Copy every record below, exactly as written.

RECORDS PROVIDED -
§
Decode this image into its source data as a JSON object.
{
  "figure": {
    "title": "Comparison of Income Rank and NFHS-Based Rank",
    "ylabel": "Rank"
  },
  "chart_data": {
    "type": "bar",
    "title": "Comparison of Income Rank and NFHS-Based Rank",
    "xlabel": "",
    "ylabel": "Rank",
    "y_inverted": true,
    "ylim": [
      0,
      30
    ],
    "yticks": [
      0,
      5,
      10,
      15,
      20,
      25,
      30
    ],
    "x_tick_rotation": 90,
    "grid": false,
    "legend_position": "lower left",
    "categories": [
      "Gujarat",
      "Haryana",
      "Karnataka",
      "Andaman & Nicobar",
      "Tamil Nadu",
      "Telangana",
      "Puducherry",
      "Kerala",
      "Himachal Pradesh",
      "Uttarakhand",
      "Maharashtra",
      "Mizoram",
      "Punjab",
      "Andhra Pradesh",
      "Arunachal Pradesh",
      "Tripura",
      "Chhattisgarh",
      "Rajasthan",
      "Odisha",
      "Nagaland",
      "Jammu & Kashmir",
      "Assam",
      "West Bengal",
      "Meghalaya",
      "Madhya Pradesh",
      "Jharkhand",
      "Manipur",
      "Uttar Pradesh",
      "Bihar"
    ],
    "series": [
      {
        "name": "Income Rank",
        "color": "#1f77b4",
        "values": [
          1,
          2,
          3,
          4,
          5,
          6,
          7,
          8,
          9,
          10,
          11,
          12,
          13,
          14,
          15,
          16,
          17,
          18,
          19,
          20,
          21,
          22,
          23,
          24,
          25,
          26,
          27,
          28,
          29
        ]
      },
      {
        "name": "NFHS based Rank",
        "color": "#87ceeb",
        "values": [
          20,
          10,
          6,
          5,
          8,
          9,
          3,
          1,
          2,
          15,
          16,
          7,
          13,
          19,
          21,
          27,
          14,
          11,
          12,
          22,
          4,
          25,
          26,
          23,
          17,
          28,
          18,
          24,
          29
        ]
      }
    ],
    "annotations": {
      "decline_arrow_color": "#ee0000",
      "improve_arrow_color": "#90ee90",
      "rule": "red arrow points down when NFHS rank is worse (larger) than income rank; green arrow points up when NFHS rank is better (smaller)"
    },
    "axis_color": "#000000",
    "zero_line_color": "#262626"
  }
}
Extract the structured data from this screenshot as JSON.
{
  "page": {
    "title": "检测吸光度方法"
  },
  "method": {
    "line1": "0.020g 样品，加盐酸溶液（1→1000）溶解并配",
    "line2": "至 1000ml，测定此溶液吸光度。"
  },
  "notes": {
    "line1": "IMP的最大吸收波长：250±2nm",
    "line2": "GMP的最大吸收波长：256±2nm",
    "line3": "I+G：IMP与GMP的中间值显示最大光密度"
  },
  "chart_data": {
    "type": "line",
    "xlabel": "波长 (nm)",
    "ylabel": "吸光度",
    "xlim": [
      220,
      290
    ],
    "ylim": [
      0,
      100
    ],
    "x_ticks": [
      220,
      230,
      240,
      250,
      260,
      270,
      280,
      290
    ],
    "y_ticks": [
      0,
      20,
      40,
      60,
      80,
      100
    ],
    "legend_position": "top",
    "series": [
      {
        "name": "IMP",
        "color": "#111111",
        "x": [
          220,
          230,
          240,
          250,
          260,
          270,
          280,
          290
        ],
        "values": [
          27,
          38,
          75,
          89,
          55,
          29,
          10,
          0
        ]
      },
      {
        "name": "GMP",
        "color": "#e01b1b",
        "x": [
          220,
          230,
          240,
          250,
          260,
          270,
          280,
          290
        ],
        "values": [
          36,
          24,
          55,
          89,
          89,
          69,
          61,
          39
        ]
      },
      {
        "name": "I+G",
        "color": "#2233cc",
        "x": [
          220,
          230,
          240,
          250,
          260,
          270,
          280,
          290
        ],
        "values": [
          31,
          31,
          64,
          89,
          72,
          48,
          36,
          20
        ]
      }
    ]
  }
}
§
REPLY -
Decode this image into its source data as a JSON object.
{
  "figure": {
    "title": "Comparison of Income Rank and NFHS-Based Rank",
    "ylabel": "Rank"
  },
  "chart_data": {
    "type": "bar",
    "title": "Comparison of Income Rank and NFHS-Based Rank",
    "xlabel": "",
    "ylabel": "Rank",
    "y_inverted": true,
    "ylim": [
      0,
      30
    ],
    "yticks": [
      0,
      5,
      10,
      15,
      20,
      25,
      30
    ],
    "x_tick_rotation": 90,
    "grid": false,
    "legend_position": "lower left",
    "categories": [
      "Gujarat",
      "Haryana",
      "Karnataka",
      "Andaman & Nicobar",
      "Tamil Nadu",
      "Telangana",
      "Puducherry",
      "Kerala",
      "Himachal Pradesh",
      "Uttarakhand",
      "Maharashtra",
      "Mizoram",
      "Punjab",
      "Andhra Pradesh",
      "Arunachal Pradesh",
      "Tripura",
      "Chhattisgarh",
      "Rajasthan",
      "Odisha",
      "Nagaland",
      "Jammu & Kashmir",
      "Assam",
      "West Bengal",
      "Meghalaya",
      "Madhya Pradesh",
      "Jharkhand",
      "Manipur",
      "Uttar Pradesh",
      "Bihar"
    ],
    "series": [
      {
        "name": "Income Rank",
        "color": "#1f77b4",
        "values": [
          1,
          2,
          3,
          4,
          5,
          6,
          7,
          8,
          9,
          10,
          11,
          12,
          13,
          14,
          15,
          16,
          17,
          18,
          19,
          20,
          21,
          22,
          23,
          24,
          25,
          26,
          27,
          28,
          29
        ]
      },
      {
        "name": "NFHS based Rank",
        "color": "#87ceeb",
        "values": [
          20,
          10,
          6,
          5,
          8,
          9,
          3,
          1,
          2,
          15,
          16,
          7,
          13,
          19,
          21,
          27,
          14,
          11,
          12,
          22,
          4,
          25,
          26,
          23,
          17,
          28,
          18,
          24,
          29
        ]
      }
    ],
    "annotations": {
      "decline_arrow_color": "#ee0000",
      "improve_arrow_color": "#90ee90",
      "rule": "red arrow points down when NFHS rank is worse (larger) than income rank; green arrow points up when NFHS rank is better (smaller)"
    },
    "axis_color": "#000000",
    "zero_line_color": "#262626"
  }
}
Extract the structured data from this screenshot as JSON.
{
  "page": {
    "title": "检测吸光度方法"
  },
  "method": {
    "line1": "0.020g 样品，加盐酸溶液（1→1000）溶解并配",
    "line2": "至 1000ml，测定此溶液吸光度。"
  },
  "notes": {
    "line1": "IMP的最大吸收波长：250±2nm",
    "line2": "GMP的最大吸收波长：256±2nm",
    "line3": "I+G：IMP与GMP的中间值显示最大光密度"
  },
  "chart_data": {
    "type": "line",
    "xlabel": "波长 (nm)",
    "ylabel": "吸光度",
    "xlim": [
      220,
      290
    ],
    "ylim": [
      0,
      100
    ],
    "x_ticks": [
      220,
      230,
      240,
      250,
      260,
      270,
      280,
      290
    ],
    "y_ticks": [
      0,
      20,
      40,
      60,
      80,
      100
    ],
    "legend_position": "top",
    "series": [
      {
        "name": "IMP",
        "color": "#111111",
        "x": [
          220,
          230,
          240,
          250,
          260,
          270,
          280,
          290
        ],
        "values": [
          27,
          38,
          75,
          89,
          55,
          29,
          10,
          0
        ]
      },
      {
        "name": "GMP",
        "color": "#e01b1b",
        "x": [
          220,
          230,
          240,
          250,
          260,
          270,
          280,
          290
        ],
        "values": [
          36,
          24,
          55,
          89,
          89,
          69,
          61,
          39
        ]
      },
      {
        "name": "I+G",
        "color": "#2233cc",
        "x": [
          220,
          230,
          240,
          250,
          260,
          270,
          280,
          290
        ],
        "values": [
          31,
          31,
          64,
          89,
          72,
          48,
          36,
          20
        ]
      }
    ]
  }
}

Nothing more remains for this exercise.